• List of tasks
a – In the article on DNA-based disease predictors, why does the author call what 23andMe can do both thrilling and intimidating? Answer in one to three sentences.
b – Write the next part of the article on DNA-based disease predictors, starting after its last sentence.
Reading text START
DNA-based disease predictors both thrilling and intimidating – National Consumers League

By Sally Greenberg, NCL Executive Director

At a conference last week I heard the co-founder of 23andMe speak about using her company’s technology to look at our DNA to predict the risk of getting a number of diseases. Anne Wojcicki described how her husband’s DNA showed he had a gene that makes him a likely candidate for Parkinsons disease. She didn’t mention her husband by name, but he happens to be Sergey Brin, co-founder of Google.

The 23andMe kit gives consumers the chance to deposit their saliva into a vial, send it to the company, and receive a comprehensive report that can predict the likelihood of getting 12 different diseases, of having adverse responses to nine drugs, and test whether they happen to be a carrier for 21 different diseases.

I find the description of what 23andMe can do both thrilling and intimidating. Thrilling because you can look into your future. Intimidating because do you really want to?

Interestingly, a New York Times article about these gene decoding services suggests that consumers are slow to pick them up. Some of the companies – the Times listed four that are in the biz – have laid off staff and are not seeing their customer base grow in substantially. DeCodeMe, for example, has 10,000 customers and Navigenics has about 20,000, 5,000 of whom were given discounts to be in a study.
Reading text END
The data START
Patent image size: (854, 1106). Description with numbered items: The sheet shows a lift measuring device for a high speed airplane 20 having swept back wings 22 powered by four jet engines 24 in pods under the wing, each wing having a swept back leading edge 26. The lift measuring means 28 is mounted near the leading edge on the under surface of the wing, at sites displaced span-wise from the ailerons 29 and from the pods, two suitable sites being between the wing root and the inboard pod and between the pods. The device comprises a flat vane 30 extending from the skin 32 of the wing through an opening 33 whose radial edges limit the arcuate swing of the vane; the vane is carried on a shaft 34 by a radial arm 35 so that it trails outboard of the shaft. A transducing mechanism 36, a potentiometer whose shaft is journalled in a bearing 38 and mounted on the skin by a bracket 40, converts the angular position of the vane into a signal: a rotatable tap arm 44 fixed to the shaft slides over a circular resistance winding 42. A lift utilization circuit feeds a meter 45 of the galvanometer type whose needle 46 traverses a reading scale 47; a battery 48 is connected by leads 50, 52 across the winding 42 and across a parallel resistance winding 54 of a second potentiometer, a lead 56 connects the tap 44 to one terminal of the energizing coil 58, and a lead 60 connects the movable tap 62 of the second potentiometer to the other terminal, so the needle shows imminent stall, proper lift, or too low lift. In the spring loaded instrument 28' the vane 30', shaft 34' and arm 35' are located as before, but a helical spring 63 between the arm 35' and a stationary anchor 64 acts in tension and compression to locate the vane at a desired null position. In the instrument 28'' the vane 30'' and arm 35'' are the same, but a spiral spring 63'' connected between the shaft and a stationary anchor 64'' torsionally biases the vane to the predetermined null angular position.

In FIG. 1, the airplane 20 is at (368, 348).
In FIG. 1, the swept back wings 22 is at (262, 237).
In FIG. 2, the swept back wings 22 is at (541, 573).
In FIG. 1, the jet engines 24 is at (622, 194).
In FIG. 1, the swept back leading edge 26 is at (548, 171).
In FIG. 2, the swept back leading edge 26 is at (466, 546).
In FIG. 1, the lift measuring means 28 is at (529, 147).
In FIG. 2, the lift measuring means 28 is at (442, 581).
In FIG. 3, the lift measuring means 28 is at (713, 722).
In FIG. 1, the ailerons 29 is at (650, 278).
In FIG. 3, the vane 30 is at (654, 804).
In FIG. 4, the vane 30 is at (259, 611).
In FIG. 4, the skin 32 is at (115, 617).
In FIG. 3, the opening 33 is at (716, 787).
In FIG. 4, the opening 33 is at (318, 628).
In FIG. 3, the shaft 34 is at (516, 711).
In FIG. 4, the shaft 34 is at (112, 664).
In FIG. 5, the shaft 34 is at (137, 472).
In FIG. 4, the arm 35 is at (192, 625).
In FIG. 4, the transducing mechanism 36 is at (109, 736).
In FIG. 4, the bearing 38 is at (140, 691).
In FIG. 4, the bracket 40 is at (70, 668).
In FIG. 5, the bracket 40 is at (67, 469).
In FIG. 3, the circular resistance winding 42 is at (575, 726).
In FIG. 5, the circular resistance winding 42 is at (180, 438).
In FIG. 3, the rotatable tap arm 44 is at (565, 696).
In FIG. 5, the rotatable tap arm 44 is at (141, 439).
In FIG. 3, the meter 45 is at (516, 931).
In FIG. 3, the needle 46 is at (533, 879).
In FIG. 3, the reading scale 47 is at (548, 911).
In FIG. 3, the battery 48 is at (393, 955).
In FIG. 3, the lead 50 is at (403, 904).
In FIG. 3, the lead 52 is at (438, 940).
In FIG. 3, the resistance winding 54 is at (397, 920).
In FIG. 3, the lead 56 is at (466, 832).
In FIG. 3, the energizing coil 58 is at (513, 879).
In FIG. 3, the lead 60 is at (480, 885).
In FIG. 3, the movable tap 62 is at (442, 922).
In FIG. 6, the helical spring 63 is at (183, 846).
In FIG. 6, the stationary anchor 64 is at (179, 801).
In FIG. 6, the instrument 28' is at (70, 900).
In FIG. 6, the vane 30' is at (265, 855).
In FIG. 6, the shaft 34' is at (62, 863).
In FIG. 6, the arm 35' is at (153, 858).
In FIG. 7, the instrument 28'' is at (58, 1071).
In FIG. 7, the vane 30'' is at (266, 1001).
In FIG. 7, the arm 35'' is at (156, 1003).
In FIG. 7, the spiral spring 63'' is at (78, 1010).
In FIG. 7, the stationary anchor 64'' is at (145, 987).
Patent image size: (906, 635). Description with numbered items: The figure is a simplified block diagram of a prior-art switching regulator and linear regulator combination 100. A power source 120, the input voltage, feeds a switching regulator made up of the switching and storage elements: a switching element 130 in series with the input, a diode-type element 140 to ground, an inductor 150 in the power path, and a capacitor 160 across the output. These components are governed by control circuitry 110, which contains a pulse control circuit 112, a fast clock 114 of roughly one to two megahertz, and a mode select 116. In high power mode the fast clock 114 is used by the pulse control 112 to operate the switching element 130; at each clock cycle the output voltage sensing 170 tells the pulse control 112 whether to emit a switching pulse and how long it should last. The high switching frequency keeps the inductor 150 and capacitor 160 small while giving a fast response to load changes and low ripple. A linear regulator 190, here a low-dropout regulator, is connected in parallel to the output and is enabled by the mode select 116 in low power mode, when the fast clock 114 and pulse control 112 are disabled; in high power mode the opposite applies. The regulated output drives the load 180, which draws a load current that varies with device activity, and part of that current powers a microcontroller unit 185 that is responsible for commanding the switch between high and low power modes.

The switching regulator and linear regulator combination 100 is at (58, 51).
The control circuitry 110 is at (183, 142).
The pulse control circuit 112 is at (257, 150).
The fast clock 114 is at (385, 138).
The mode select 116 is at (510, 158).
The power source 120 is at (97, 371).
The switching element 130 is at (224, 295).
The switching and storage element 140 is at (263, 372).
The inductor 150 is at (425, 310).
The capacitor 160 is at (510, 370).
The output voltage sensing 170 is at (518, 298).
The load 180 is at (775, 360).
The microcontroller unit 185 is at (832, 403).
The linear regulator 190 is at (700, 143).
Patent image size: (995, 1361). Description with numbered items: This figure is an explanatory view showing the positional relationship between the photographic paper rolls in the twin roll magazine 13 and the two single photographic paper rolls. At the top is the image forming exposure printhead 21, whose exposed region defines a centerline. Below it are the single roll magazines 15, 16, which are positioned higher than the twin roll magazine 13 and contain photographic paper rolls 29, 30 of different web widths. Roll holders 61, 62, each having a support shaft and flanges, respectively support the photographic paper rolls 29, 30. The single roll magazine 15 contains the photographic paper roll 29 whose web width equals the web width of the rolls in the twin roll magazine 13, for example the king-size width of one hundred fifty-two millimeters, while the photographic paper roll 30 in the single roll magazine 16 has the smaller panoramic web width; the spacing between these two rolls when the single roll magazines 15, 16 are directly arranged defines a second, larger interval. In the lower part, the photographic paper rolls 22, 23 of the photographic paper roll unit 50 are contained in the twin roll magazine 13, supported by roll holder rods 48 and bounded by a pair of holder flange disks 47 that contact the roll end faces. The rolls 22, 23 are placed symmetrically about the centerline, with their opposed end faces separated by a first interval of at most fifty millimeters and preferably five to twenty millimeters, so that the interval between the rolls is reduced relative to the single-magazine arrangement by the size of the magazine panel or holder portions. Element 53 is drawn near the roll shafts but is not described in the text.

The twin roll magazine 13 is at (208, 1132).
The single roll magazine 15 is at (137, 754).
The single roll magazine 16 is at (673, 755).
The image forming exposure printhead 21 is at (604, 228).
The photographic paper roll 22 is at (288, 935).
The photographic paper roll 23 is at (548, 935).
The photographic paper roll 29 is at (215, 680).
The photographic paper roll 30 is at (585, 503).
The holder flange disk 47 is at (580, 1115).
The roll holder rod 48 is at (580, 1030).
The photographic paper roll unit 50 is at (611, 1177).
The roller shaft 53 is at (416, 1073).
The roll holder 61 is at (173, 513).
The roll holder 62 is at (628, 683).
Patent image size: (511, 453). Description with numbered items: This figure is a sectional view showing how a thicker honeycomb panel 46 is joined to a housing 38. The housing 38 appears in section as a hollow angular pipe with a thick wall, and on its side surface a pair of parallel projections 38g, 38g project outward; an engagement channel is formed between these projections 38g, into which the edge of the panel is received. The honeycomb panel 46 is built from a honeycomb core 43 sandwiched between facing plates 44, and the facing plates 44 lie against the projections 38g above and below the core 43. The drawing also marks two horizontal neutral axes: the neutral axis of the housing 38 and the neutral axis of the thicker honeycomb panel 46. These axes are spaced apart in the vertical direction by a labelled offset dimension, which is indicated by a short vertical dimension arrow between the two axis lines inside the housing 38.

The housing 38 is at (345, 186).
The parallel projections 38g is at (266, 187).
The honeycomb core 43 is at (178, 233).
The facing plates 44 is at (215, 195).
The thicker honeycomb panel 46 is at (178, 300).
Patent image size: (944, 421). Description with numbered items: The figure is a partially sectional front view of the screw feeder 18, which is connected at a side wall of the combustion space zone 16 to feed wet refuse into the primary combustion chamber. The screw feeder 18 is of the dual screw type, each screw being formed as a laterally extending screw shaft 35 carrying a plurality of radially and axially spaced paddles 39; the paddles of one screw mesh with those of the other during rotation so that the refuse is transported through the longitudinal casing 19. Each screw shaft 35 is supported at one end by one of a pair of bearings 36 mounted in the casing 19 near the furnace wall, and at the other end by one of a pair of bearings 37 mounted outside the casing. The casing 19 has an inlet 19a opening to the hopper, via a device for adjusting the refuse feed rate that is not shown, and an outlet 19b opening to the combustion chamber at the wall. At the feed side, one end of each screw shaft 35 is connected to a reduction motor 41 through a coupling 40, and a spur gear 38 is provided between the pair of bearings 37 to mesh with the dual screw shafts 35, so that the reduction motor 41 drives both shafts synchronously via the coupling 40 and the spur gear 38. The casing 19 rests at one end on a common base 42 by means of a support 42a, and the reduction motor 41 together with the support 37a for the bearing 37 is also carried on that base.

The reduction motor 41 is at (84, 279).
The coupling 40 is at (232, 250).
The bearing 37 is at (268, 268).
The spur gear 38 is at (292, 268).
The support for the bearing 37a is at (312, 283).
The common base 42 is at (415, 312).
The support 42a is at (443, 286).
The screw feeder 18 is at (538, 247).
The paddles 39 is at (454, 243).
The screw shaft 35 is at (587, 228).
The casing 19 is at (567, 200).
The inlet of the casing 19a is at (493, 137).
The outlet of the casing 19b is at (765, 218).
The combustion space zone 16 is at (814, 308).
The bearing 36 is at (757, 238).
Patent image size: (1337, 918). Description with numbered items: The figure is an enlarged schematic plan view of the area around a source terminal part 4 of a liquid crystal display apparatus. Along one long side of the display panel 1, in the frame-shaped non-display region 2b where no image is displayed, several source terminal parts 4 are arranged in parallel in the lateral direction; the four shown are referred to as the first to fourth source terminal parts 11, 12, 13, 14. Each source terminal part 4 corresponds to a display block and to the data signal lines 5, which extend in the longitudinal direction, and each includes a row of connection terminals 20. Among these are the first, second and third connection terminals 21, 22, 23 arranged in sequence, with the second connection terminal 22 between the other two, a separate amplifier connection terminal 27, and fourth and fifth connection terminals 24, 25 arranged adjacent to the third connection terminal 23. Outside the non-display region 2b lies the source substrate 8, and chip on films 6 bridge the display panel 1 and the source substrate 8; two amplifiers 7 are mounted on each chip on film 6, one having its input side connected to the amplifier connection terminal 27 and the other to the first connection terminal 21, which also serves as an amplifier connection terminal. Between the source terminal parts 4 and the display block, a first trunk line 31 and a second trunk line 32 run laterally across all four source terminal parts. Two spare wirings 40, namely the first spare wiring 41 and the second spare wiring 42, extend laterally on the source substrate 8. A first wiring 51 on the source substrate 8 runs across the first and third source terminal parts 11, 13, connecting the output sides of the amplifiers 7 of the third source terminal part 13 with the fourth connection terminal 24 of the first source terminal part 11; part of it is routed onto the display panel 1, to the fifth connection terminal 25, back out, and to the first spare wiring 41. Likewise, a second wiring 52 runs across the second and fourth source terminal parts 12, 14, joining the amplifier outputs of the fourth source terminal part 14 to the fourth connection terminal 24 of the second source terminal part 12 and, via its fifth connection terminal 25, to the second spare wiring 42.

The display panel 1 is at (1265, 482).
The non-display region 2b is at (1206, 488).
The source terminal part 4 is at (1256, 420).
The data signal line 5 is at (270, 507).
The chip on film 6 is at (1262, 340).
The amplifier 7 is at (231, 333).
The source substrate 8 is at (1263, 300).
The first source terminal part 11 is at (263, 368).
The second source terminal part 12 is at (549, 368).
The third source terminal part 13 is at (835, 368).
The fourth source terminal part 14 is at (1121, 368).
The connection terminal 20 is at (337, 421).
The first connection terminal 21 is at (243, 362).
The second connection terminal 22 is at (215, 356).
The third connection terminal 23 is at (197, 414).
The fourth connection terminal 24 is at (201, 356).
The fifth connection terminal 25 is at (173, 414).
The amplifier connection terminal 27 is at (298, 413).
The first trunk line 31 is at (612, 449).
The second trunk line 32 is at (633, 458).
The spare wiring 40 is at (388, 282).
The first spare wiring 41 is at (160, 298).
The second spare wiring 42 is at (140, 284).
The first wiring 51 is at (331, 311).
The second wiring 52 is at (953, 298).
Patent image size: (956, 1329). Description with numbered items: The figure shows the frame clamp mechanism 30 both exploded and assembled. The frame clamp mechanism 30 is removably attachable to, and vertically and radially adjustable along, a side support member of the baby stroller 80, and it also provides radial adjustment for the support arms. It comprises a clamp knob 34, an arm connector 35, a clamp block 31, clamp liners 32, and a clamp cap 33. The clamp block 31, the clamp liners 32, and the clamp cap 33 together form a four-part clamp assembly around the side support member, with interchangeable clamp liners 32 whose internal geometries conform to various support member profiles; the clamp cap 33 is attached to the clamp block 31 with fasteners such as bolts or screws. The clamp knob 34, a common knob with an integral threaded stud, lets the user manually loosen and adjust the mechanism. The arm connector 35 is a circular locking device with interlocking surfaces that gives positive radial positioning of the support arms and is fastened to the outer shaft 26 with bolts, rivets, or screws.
The data END
• Responses by item number
a – It is thrilling because the test lets you look into your future. It is intimidating because it raises the question of whether you really want to.

b –
This is understandable. What if you find out you show signs you’re likely to end up with a certain disease, and your insurance company claims this was a “preexisting condition” and denies you coverage in the future? I spoke with Anne Wojcicki about that and other privacy concerns. 23andMe consulted the electronic privacy group, Electronic Frontier Foundation to review privacy issues when designing the technology, she said.

The technology is evolving, and the product makers are evolving with it. And the companies have been doing some useful work, like comparing those who suffered miserably with swine flu to those who did not, with the possibility of discovering some useful information that a drug company can use to design its vaccines. Still, using the study of genomes to gauge health care risks is really a brave new world for most consumers and one that may never catch on. Only time will tell.